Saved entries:

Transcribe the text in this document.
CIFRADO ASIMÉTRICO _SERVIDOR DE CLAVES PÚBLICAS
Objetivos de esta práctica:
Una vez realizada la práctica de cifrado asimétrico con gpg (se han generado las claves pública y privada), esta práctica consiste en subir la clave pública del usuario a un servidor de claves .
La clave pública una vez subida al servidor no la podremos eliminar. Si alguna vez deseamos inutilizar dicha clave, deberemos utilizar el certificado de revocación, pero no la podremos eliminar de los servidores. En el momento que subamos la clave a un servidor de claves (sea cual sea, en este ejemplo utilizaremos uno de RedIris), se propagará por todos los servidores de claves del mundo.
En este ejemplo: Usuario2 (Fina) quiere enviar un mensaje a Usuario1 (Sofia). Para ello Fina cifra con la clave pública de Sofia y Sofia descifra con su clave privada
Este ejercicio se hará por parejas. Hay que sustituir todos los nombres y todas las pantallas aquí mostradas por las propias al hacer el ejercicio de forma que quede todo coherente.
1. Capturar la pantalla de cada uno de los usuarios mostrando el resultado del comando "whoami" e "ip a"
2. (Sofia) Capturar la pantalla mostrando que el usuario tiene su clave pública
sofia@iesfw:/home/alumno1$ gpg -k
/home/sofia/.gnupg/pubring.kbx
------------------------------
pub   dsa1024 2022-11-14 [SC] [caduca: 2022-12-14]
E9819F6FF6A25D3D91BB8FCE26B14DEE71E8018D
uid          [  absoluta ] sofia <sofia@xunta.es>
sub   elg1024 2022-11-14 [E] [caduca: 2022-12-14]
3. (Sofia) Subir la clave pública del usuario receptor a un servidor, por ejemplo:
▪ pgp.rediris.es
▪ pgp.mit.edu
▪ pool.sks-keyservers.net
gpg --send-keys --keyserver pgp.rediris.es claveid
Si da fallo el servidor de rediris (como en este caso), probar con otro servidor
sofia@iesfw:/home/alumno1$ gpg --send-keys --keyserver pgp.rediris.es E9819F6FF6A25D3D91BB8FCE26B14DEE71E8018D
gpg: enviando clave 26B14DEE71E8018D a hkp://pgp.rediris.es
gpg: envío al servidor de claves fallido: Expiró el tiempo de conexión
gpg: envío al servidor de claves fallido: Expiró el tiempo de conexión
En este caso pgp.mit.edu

## Your goal
Copy down every line of the material above that includes the string "caduca".

## Written reply
pub   dsa1024 2022-11-14 [SC] [caduca: 2022-12-14]
sub   elg1024 2022-11-14 [E] [caduca: 2022-12-14]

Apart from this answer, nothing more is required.